__Entries provided__:
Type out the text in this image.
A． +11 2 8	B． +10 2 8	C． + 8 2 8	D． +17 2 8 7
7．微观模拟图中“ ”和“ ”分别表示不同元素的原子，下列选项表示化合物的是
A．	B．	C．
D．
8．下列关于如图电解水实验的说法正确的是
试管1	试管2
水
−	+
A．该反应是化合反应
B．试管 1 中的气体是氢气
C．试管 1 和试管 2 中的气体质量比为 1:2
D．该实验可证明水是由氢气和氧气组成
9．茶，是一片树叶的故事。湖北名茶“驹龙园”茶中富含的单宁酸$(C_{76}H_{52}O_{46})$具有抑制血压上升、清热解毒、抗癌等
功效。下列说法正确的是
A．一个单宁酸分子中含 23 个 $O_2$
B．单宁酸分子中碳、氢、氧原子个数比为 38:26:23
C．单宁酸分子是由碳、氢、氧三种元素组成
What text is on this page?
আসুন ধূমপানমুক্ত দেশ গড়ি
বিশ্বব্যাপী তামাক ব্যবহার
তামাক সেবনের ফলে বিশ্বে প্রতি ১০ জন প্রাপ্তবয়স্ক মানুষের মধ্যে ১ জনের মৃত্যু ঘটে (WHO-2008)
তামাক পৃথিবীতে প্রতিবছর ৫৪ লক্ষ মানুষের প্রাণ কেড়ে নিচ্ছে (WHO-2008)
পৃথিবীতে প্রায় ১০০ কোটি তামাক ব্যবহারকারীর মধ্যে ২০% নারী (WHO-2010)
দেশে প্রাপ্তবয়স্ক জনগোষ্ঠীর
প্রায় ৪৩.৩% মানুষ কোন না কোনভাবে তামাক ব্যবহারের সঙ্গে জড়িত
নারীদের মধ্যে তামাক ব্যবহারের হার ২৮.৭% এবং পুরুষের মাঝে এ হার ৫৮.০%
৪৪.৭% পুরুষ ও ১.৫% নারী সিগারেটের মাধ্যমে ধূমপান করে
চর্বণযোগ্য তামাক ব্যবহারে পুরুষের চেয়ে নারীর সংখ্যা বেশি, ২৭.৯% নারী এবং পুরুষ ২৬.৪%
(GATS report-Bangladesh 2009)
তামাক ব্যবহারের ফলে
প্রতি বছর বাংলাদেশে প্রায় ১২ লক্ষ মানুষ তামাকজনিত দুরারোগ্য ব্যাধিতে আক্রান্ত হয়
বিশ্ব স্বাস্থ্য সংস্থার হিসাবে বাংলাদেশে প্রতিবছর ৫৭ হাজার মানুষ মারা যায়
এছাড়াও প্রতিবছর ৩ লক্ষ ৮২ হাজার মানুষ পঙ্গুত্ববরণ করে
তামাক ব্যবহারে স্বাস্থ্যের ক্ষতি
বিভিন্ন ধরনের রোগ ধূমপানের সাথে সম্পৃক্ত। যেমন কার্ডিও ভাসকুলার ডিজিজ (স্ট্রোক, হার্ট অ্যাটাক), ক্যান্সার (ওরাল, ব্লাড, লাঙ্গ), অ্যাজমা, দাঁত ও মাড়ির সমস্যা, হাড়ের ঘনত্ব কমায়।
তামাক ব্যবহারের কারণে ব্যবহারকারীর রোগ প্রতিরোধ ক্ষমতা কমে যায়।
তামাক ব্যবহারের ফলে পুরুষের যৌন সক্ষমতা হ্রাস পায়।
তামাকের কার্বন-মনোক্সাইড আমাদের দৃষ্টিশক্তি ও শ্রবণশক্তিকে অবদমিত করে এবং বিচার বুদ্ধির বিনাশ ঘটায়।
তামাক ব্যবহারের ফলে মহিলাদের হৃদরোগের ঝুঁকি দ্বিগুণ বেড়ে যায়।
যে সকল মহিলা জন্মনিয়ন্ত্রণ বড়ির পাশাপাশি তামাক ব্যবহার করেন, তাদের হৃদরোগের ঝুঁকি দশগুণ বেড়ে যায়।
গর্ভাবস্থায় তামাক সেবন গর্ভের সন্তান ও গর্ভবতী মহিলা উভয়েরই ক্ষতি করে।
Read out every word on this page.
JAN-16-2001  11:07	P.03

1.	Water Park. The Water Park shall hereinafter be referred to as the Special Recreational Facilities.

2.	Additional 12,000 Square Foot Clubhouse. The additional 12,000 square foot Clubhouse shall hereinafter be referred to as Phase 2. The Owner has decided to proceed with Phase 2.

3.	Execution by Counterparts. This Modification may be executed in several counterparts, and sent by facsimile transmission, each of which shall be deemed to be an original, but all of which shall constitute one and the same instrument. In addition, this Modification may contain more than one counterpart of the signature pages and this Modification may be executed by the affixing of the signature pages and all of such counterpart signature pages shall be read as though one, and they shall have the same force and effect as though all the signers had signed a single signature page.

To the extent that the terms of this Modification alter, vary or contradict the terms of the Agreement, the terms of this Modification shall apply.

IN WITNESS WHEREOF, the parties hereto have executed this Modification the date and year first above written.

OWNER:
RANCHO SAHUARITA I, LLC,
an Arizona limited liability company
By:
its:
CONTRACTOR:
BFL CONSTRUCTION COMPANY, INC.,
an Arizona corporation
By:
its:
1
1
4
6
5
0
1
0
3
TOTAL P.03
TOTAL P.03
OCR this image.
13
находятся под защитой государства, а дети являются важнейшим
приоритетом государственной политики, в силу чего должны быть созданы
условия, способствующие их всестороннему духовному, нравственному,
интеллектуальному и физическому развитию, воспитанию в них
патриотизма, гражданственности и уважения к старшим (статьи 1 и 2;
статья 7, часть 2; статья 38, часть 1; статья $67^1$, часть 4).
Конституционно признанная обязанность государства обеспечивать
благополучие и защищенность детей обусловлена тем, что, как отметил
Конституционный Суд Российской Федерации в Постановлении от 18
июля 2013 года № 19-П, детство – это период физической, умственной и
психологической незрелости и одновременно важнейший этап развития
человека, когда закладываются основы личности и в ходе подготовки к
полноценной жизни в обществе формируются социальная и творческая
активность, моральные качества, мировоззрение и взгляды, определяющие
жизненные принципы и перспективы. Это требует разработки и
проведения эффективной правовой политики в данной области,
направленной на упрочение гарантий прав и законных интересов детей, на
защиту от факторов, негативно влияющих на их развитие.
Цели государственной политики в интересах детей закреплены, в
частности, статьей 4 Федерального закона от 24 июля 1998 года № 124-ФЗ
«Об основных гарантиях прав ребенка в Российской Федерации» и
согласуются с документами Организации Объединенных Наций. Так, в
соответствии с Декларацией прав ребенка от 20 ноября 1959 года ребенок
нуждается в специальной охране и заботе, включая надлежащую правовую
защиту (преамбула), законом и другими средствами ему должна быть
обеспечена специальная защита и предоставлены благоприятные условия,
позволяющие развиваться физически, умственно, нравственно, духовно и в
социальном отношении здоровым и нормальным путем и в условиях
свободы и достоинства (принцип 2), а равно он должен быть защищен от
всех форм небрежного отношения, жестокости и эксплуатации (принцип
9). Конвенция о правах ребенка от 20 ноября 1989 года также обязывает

__Problem requirements__:
Filter for "hereinafter". Return all lines that hold it.

__Task output__:
1.	Water Park. The Water Park shall hereinafter be referred to as the Special Recreational Facilities.
2.	Additional 12,000 Square Foot Clubhouse. The additional 12,000 square foot Clubhouse shall hereinafter be referred to as Phase 2. The Owner has decided to proceed with Phase 2.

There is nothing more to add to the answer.